▸ PROBLEM TO SOLVE: Copy each line below without leaving any out.

▸ EXTRACTED ENTRIES:
___

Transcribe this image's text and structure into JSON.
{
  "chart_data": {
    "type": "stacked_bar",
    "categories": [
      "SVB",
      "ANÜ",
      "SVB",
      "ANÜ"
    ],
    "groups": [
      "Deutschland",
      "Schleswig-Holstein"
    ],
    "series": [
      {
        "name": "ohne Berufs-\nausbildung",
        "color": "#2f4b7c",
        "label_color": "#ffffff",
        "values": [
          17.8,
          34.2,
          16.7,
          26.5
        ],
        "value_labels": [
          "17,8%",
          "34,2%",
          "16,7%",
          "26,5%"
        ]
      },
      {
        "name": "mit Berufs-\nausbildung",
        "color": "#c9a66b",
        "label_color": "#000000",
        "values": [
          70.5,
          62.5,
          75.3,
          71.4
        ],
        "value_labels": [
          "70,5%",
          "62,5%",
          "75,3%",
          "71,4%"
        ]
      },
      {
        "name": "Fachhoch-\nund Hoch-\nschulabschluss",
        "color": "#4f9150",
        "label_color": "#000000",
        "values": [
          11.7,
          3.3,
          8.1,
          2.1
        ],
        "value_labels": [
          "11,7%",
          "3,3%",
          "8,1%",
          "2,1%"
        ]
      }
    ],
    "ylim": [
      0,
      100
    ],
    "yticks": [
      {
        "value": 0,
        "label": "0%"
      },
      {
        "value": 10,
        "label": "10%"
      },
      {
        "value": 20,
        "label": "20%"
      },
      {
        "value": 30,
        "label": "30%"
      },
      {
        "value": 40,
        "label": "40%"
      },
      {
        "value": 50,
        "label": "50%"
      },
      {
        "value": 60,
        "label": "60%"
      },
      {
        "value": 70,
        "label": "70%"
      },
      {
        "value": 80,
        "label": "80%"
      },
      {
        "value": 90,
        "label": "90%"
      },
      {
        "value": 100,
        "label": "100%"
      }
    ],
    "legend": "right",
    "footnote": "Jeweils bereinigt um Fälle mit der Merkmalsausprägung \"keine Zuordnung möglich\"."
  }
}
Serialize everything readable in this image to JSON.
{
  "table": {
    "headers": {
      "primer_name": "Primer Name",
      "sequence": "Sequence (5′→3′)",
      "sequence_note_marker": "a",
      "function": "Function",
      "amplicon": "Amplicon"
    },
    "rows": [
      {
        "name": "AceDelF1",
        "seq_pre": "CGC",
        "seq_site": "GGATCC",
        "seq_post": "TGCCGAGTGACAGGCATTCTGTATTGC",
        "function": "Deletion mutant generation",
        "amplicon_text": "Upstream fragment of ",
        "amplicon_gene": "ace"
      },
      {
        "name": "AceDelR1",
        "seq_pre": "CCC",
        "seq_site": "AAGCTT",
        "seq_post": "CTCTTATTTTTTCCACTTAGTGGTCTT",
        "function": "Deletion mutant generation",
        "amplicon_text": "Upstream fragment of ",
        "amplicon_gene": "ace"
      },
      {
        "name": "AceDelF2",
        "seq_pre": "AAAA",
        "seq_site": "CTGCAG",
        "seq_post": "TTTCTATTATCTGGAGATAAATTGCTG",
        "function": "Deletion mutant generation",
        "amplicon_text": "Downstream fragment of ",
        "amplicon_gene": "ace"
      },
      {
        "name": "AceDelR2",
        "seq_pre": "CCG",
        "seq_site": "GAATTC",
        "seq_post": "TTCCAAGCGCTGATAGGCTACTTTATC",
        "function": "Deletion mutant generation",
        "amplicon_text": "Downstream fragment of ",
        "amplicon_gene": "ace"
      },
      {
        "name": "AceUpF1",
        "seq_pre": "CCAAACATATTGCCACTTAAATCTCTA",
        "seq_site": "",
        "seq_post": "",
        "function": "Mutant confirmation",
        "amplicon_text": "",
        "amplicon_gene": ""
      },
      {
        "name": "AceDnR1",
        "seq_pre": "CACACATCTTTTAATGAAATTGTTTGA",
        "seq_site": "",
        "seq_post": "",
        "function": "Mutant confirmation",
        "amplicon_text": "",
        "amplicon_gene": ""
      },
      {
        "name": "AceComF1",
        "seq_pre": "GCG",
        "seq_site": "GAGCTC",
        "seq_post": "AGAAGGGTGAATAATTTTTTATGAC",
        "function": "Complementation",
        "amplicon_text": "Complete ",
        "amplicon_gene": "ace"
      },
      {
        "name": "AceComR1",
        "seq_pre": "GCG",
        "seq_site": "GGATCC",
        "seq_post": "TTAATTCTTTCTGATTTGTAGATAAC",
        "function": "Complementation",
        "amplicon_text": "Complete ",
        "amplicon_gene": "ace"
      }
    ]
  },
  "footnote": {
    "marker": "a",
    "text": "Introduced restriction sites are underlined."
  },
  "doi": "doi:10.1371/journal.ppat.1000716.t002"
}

___

▸ ANSWER FOR THIS EXERCISE:
Transcribe this image's text and structure into JSON.
{
  "chart_data": {
    "type": "stacked_bar",
    "categories": [
      "SVB",
      "ANÜ",
      "SVB",
      "ANÜ"
    ],
    "groups": [
      "Deutschland",
      "Schleswig-Holstein"
    ],
    "series": [
      {
        "name": "ohne Berufs-\nausbildung",
        "color": "#2f4b7c",
        "label_color": "#ffffff",
        "values": [
          17.8,
          34.2,
          16.7,
          26.5
        ],
        "value_labels": [
          "17,8%",
          "34,2%",
          "16,7%",
          "26,5%"
        ]
      },
      {
        "name": "mit Berufs-\nausbildung",
        "color": "#c9a66b",
        "label_color": "#000000",
        "values": [
          70.5,
          62.5,
          75.3,
          71.4
        ],
        "value_labels": [
          "70,5%",
          "62,5%",
          "75,3%",
          "71,4%"
        ]
      },
      {
        "name": "Fachhoch-\nund Hoch-\nschulabschluss",
        "color": "#4f9150",
        "label_color": "#000000",
        "values": [
          11.7,
          3.3,
          8.1,
          2.1
        ],
        "value_labels": [
          "11,7%",
          "3,3%",
          "8,1%",
          "2,1%"
        ]
      }
    ],
    "ylim": [
      0,
      100
    ],
    "yticks": [
      {
        "value": 0,
        "label": "0%"
      },
      {
        "value": 10,
        "label": "10%"
      },
      {
        "value": 20,
        "label": "20%"
      },
      {
        "value": 30,
        "label": "30%"
      },
      {
        "value": 40,
        "label": "40%"
      },
      {
        "value": 50,
        "label": "50%"
      },
      {
        "value": 60,
        "label": "60%"
      },
      {
        "value": 70,
        "label": "70%"
      },
      {
        "value": 80,
        "label": "80%"
      },
      {
        "value": 90,
        "label": "90%"
      },
      {
        "value": 100,
        "label": "100%"
      }
    ],
    "legend": "right",
    "footnote": "Jeweils bereinigt um Fälle mit der Merkmalsausprägung \"keine Zuordnung möglich\"."
  }
}
Serialize everything readable in this image to JSON.
{
  "table": {
    "headers": {
      "primer_name": "Primer Name",
      "sequence": "Sequence (5′→3′)",
      "sequence_note_marker": "a",
      "function": "Function",
      "amplicon": "Amplicon"
    },
    "rows": [
      {
        "name": "AceDelF1",
        "seq_pre": "CGC",
        "seq_site": "GGATCC",
        "seq_post": "TGCCGAGTGACAGGCATTCTGTATTGC",
        "function": "Deletion mutant generation",
        "amplicon_text": "Upstream fragment of ",
        "amplicon_gene": "ace"
      },
      {
        "name": "AceDelR1",
        "seq_pre": "CCC",
        "seq_site": "AAGCTT",
        "seq_post": "CTCTTATTTTTTCCACTTAGTGGTCTT",
        "function": "Deletion mutant generation",
        "amplicon_text": "Upstream fragment of ",
        "amplicon_gene": "ace"
      },
      {
        "name": "AceDelF2",
        "seq_pre": "AAAA",
        "seq_site": "CTGCAG",
        "seq_post": "TTTCTATTATCTGGAGATAAATTGCTG",
        "function": "Deletion mutant generation",
        "amplicon_text": "Downstream fragment of ",
        "amplicon_gene": "ace"
      },
      {
        "name": "AceDelR2",
        "seq_pre": "CCG",
        "seq_site": "GAATTC",
        "seq_post": "TTCCAAGCGCTGATAGGCTACTTTATC",
        "function": "Deletion mutant generation",
        "amplicon_text": "Downstream fragment of ",
        "amplicon_gene": "ace"
      },
      {
        "name": "AceUpF1",
        "seq_pre": "CCAAACATATTGCCACTTAAATCTCTA",
        "seq_site": "",
        "seq_post": "",
        "function": "Mutant confirmation",
        "amplicon_text": "",
        "amplicon_gene": ""
      },
      {
        "name": "AceDnR1",
        "seq_pre": "CACACATCTTTTAATGAAATTGTTTGA",
        "seq_site": "",
        "seq_post": "",
        "function": "Mutant confirmation",
        "amplicon_text": "",
        "amplicon_gene": ""
      },
      {
        "name": "AceComF1",
        "seq_pre": "GCG",
        "seq_site": "GAGCTC",
        "seq_post": "AGAAGGGTGAATAATTTTTTATGAC",
        "function": "Complementation",
        "amplicon_text": "Complete ",
        "amplicon_gene": "ace"
      },
      {
        "name": "AceComR1",
        "seq_pre": "GCG",
        "seq_site": "GGATCC",
        "seq_post": "TTAATTCTTTCTGATTTGTAGATAAC",
        "function": "Complementation",
        "amplicon_text": "Complete ",
        "amplicon_gene": "ace"
      }
    ]
  },
  "footnote": {
    "marker": "a",
    "text": "Introduced restriction sites are underlined."
  },
  "doi": "doi:10.1371/journal.ppat.1000716.t002"
}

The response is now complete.